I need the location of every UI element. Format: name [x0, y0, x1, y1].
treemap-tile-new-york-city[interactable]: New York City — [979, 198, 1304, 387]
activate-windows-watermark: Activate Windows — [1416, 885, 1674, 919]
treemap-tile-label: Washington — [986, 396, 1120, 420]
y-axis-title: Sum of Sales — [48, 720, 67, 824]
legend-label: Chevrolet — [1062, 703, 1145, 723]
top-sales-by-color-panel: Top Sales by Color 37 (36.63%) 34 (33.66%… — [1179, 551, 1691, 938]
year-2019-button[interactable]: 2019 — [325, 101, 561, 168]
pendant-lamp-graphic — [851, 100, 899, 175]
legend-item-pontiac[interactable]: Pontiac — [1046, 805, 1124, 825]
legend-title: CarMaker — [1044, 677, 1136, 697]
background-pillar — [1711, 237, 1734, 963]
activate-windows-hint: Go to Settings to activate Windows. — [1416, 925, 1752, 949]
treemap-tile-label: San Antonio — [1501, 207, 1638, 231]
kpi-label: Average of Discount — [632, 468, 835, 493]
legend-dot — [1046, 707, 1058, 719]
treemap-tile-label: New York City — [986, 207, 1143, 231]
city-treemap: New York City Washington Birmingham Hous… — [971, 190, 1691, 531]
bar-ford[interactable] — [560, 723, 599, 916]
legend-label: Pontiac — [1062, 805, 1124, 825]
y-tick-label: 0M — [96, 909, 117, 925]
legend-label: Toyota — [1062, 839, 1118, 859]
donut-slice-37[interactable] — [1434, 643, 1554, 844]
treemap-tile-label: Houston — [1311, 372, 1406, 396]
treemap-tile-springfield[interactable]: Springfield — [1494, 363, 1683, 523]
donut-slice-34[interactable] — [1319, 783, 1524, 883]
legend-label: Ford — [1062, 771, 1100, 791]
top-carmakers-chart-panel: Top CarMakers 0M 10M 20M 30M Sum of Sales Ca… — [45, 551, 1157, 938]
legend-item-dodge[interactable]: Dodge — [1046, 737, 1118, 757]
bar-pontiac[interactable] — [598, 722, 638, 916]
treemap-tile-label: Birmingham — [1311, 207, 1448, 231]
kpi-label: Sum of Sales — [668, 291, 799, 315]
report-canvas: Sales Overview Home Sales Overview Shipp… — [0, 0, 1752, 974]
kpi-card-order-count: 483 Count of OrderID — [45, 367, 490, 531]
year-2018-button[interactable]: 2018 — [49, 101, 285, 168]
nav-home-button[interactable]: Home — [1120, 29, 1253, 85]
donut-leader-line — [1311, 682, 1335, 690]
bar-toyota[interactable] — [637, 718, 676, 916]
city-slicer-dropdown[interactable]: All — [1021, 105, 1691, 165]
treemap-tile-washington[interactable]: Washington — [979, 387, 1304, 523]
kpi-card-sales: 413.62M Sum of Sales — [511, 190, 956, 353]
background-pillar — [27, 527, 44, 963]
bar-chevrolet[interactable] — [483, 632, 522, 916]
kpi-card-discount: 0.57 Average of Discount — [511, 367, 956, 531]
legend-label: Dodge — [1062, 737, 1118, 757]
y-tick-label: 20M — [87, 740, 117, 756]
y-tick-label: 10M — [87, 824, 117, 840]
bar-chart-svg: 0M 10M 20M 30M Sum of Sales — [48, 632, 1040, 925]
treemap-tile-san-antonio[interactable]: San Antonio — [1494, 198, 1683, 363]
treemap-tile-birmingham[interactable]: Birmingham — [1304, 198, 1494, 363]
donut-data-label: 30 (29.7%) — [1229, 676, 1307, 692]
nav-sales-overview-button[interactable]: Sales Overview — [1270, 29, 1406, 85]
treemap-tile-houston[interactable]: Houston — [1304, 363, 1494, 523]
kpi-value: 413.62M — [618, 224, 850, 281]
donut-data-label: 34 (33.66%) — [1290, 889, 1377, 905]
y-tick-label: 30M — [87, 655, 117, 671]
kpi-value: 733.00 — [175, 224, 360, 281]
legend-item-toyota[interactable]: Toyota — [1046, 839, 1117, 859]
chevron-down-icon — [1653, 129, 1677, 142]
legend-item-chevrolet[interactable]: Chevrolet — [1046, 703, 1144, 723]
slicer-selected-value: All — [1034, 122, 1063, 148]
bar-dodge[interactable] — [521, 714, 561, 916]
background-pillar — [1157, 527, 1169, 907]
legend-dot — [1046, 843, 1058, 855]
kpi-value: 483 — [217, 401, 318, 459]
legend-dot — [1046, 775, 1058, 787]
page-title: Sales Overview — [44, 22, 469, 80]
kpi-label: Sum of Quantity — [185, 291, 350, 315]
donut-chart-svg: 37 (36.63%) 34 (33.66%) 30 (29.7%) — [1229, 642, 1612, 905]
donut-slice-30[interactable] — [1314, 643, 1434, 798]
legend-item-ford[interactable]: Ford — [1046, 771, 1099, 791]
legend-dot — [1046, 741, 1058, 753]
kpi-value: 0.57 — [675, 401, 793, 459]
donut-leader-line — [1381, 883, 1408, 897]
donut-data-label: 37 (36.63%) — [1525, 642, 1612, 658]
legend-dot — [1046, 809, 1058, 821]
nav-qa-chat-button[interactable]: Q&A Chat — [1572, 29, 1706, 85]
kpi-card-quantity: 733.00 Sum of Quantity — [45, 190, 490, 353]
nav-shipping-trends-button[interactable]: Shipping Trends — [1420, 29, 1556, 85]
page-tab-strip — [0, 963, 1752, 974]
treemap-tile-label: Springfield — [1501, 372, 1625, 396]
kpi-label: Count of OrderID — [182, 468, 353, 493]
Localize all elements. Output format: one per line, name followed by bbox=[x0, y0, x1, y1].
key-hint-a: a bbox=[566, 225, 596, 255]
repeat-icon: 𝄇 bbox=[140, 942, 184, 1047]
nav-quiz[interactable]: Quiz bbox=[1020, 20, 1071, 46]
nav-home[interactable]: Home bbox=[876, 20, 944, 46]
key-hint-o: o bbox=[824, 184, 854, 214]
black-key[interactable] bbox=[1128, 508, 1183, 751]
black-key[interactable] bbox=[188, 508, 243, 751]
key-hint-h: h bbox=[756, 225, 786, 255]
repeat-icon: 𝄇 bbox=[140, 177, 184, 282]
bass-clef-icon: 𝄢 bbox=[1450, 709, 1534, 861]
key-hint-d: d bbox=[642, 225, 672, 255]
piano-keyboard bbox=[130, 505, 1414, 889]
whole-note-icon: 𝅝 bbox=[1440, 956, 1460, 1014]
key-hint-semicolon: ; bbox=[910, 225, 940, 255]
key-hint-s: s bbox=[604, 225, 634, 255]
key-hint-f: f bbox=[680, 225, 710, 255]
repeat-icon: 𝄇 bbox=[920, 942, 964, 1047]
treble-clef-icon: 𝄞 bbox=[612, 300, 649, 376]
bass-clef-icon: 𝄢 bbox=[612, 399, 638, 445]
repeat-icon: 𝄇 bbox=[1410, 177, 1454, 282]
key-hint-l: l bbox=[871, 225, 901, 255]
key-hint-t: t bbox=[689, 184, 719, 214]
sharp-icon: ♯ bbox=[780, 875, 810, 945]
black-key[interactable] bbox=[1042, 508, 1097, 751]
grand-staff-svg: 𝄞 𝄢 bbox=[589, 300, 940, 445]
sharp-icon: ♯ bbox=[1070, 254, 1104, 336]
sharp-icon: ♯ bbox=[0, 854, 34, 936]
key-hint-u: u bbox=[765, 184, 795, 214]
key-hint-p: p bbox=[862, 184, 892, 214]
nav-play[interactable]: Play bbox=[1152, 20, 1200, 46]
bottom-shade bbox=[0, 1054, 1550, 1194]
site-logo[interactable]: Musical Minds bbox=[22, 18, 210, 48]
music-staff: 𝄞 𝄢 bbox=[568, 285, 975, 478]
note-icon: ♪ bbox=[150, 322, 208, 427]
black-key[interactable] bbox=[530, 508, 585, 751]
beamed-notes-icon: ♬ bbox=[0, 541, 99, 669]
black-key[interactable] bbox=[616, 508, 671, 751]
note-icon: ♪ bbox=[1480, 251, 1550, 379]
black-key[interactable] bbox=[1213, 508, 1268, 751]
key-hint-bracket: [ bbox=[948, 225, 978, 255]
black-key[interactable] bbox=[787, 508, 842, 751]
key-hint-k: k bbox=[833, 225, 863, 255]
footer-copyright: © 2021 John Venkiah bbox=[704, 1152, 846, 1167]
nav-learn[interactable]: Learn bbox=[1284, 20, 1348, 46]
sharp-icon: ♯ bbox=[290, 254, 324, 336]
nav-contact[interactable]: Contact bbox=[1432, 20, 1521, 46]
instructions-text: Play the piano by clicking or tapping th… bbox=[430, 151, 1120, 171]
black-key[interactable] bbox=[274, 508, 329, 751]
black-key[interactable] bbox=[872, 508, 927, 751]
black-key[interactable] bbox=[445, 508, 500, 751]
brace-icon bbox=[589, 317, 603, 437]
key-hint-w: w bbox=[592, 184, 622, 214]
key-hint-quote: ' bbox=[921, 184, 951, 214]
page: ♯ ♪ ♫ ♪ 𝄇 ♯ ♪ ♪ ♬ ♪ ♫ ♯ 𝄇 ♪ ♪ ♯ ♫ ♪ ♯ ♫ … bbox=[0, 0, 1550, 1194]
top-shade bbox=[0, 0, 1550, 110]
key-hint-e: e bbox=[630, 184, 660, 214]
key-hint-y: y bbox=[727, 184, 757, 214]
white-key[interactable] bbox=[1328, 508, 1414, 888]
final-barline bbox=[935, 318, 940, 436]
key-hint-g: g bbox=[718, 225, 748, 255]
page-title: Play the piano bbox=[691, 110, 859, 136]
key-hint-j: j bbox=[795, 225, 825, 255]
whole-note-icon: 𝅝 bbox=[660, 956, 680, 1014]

○ ○ ○

Print the rows from the first line through the line containing "background-pillar — [1711, 237, 1734, 963]", both included, reproducing each one without any change.

## [Solution for this task]
I need the location of every UI element. Format: name [x0, y0, x1, y1].
treemap-tile-new-york-city[interactable]: New York City — [979, 198, 1304, 387]
activate-windows-watermark: Activate Windows — [1416, 885, 1674, 919]
treemap-tile-label: Washington — [986, 396, 1120, 420]
y-axis-title: Sum of Sales — [48, 720, 67, 824]
legend-label: Chevrolet — [1062, 703, 1145, 723]
top-sales-by-color-panel: Top Sales by Color 37 (36.63%) 34 (33.66%… — [1179, 551, 1691, 938]
year-2019-button[interactable]: 2019 — [325, 101, 561, 168]
pendant-lamp-graphic — [851, 100, 899, 175]
legend-item-pontiac[interactable]: Pontiac — [1046, 805, 1124, 825]
legend-title: CarMaker — [1044, 677, 1136, 697]
background-pillar — [1711, 237, 1734, 963]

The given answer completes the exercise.